WHAT THE EXERCISE ASKS - The required output is a single number: how many lines of the material contain the string "this".

SUPPLIED INFORMATION -

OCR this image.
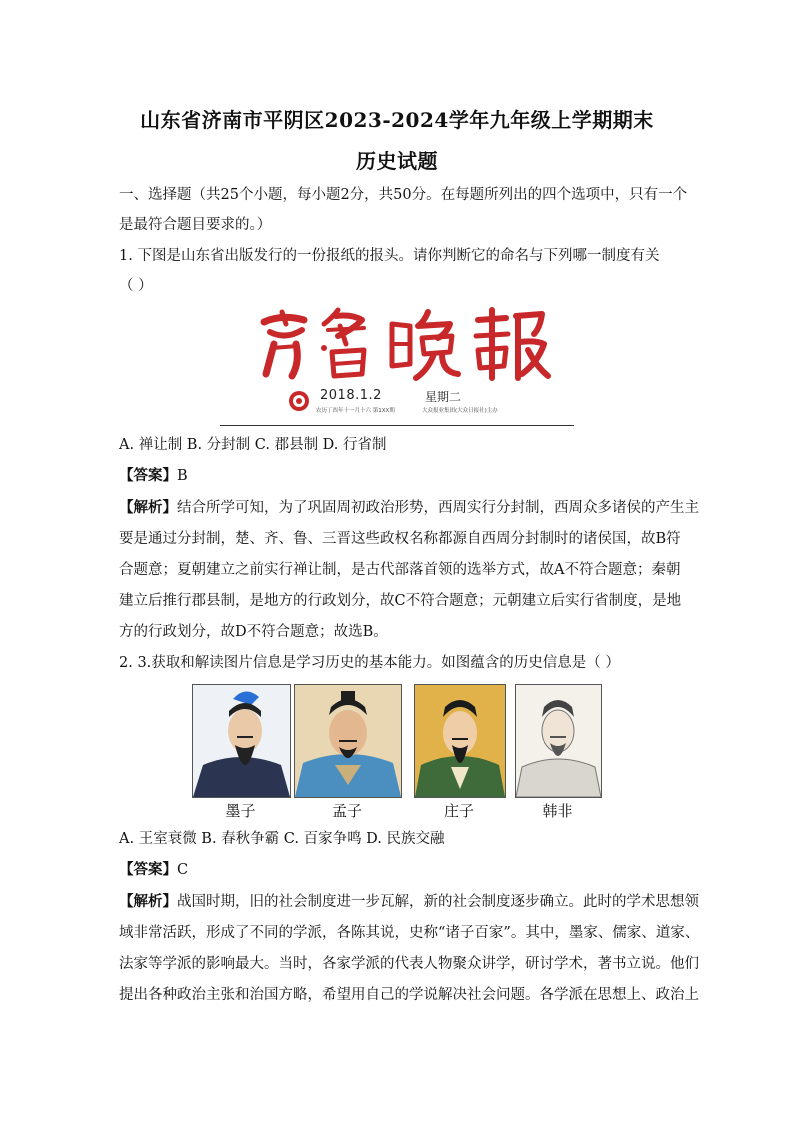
山东省济南市平阴区2023-2024学年九年级上学期期末
历史试题
一、选择题（共25个小题，每小题2分，共50分。在每题所列出的四个选项中，只有一个
是最符合题目要求的。）
1. 下图是山东省出版发行的一份报纸的报头。请你判断它的命名与下列哪一制度有关
（ ）
2018.1.2	星期二
农历丁酉年十一月十六 第1XX期	大众报业集团(大众日报社)主办
A. 禅让制 B. 分封制 C. 郡县制 D. 行省制
【答案】B
【解析】结合所学可知，为了巩固周初政治形势，西周实行分封制，西周众多诸侯的产生主
要是通过分封制，楚、齐、鲁、三晋这些政权名称都源自西周分封制时的诸侯国，故B符
合题意；夏朝建立之前实行禅让制，是古代部落首领的选举方式，故A不符合题意；秦朝
建立后推行郡县制，是地方的行政划分，故C不符合题意；元朝建立后实行省制度，是地
方的行政划分，故D不符合题意；故选B。
2. 3.获取和解读图片信息是学习历史的基本能力。如图蕴含的历史信息是（ ）
墨子	孟子	庄子	韩非
A. 王室衰微 B. 春秋争霸 C. 百家争鸣 D. 民族交融
【答案】C
【解析】战国时期，旧的社会制度进一步瓦解，新的社会制度逐步确立。此时的学术思想领
域非常活跃，形成了不同的学派，各陈其说，史称“诸子百家”。其中，墨家、儒家、道家、
法家等学派的影响最大。当时，各家学派的代表人物聚众讲学，研讨学术，著书立说。他们
提出各种政治主张和治国方略，希望用自己的学说解决社会问题。各学派在思想上、政治上
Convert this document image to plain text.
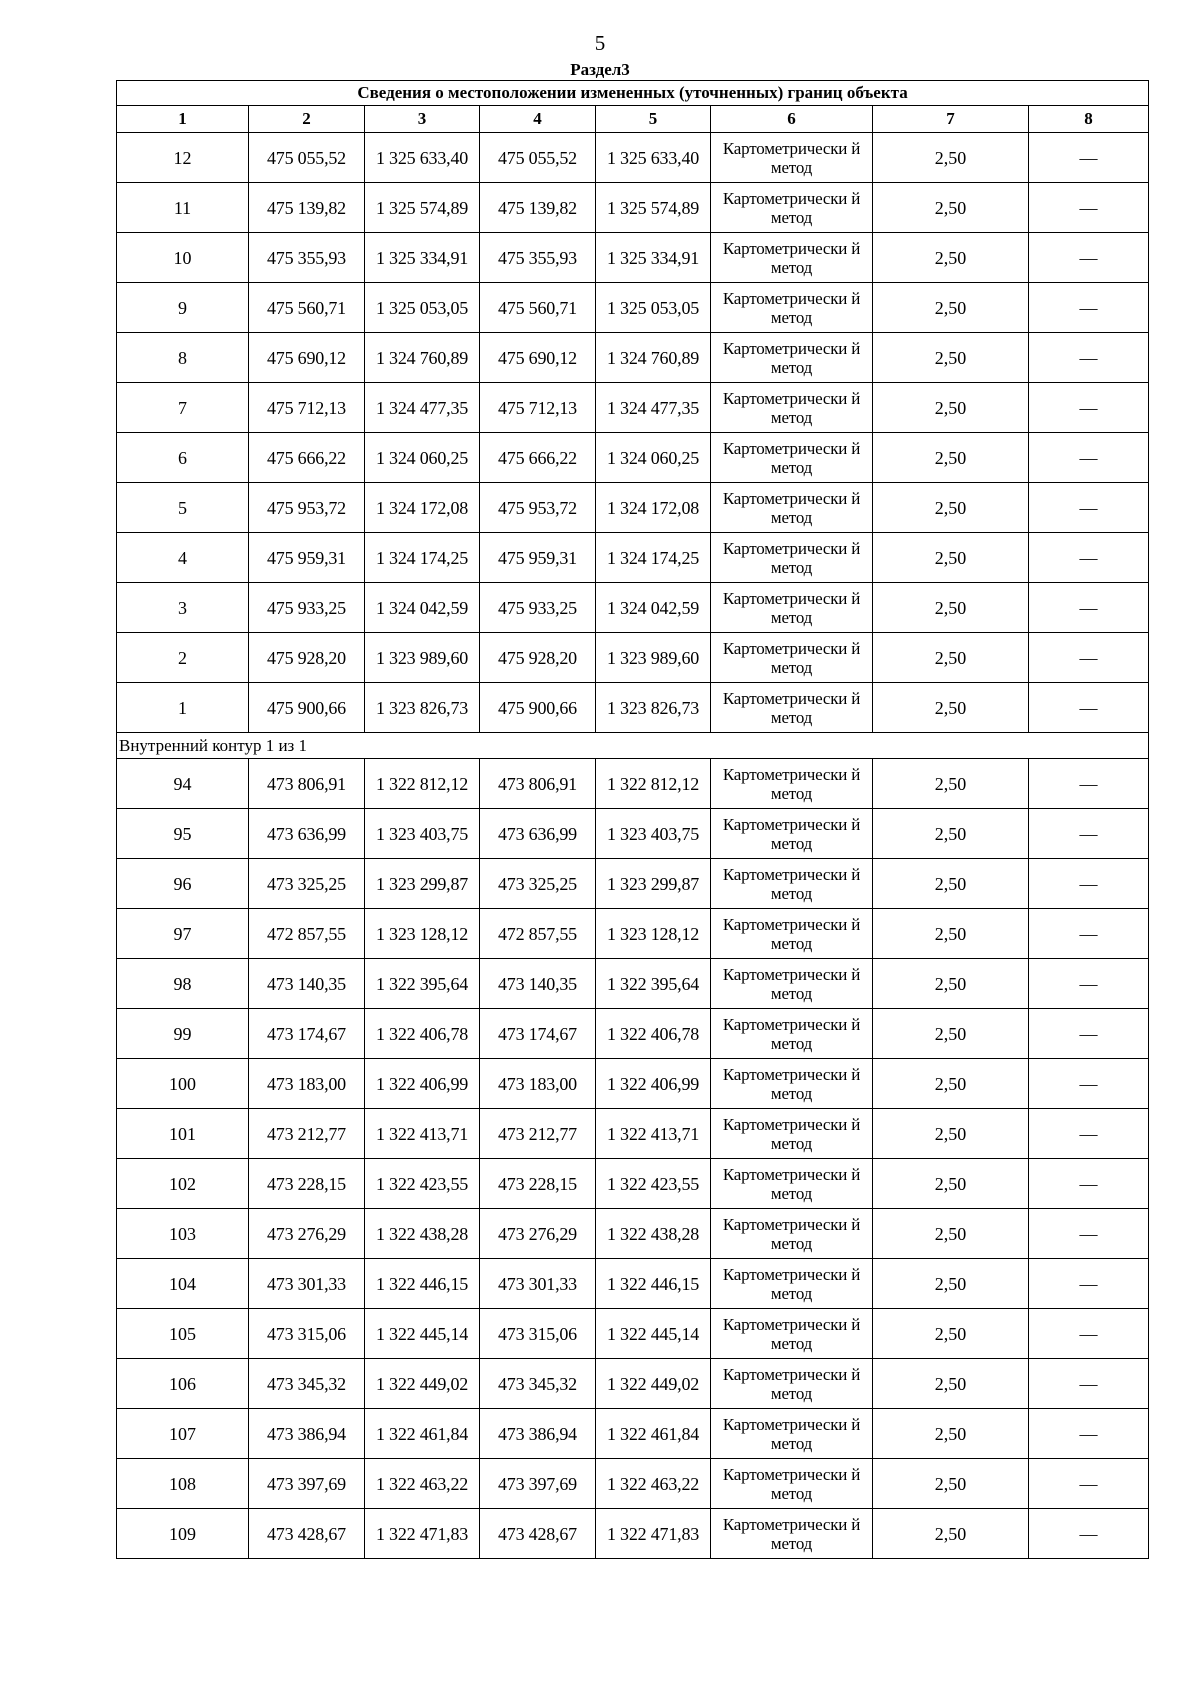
5
Раздел3
Сведения о местоположении измененных (уточненных) границ объекта							
1	2	3	4	5	6	7	8
12	475 055,52	1 325 633,40	475 055,52	1 325 633,40	Картометрически й метод	2,50	—
11	475 139,82	1 325 574,89	475 139,82	1 325 574,89	Картометрически й метод	2,50	—
10	475 355,93	1 325 334,91	475 355,93	1 325 334,91	Картометрически й метод	2,50	—
9	475 560,71	1 325 053,05	475 560,71	1 325 053,05	Картометрически й метод	2,50	—
8	475 690,12	1 324 760,89	475 690,12	1 324 760,89	Картометрически й метод	2,50	—
7	475 712,13	1 324 477,35	475 712,13	1 324 477,35	Картометрически й метод	2,50	—
6	475 666,22	1 324 060,25	475 666,22	1 324 060,25	Картометрически й метод	2,50	—
5	475 953,72	1 324 172,08	475 953,72	1 324 172,08	Картометрически й метод	2,50	—
4	475 959,31	1 324 174,25	475 959,31	1 324 174,25	Картометрически й метод	2,50	—
3	475 933,25	1 324 042,59	475 933,25	1 324 042,59	Картометрически й метод	2,50	—
2	475 928,20	1 323 989,60	475 928,20	1 323 989,60	Картометрически й метод	2,50	—
1	475 900,66	1 323 826,73	475 900,66	1 323 826,73	Картометрически й метод	2,50	—
Внутренний контур 1 из 1							
94	473 806,91	1 322 812,12	473 806,91	1 322 812,12	Картометрически й метод	2,50	—
95	473 636,99	1 323 403,75	473 636,99	1 323 403,75	Картометрически й метод	2,50	—
96	473 325,25	1 323 299,87	473 325,25	1 323 299,87	Картометрически й метод	2,50	—
97	472 857,55	1 323 128,12	472 857,55	1 323 128,12	Картометрически й метод	2,50	—
98	473 140,35	1 322 395,64	473 140,35	1 322 395,64	Картометрически й метод	2,50	—
99	473 174,67	1 322 406,78	473 174,67	1 322 406,78	Картометрически й метод	2,50	—
100	473 183,00	1 322 406,99	473 183,00	1 322 406,99	Картометрически й метод	2,50	—
101	473 212,77	1 322 413,71	473 212,77	1 322 413,71	Картометрически й метод	2,50	—
102	473 228,15	1 322 423,55	473 228,15	1 322 423,55	Картометрически й метод	2,50	—
103	473 276,29	1 322 438,28	473 276,29	1 322 438,28	Картометрически й метод	2,50	—
104	473 301,33	1 322 446,15	473 301,33	1 322 446,15	Картометрически й метод	2,50	—
105	473 315,06	1 322 445,14	473 315,06	1 322 445,14	Картометрически й метод	2,50	—
106	473 345,32	1 322 449,02	473 345,32	1 322 449,02	Картометрически й метод	2,50	—
107	473 386,94	1 322 461,84	473 386,94	1 322 461,84	Картометрически й метод	2,50	—
108	473 397,69	1 322 463,22	473 397,69	1 322 463,22	Картометрически й метод	2,50	—
109	473 428,67	1 322 471,83	473 428,67	1 322 471,83	Картометрически й метод	2,50	—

EXPECTED ANSWER - 2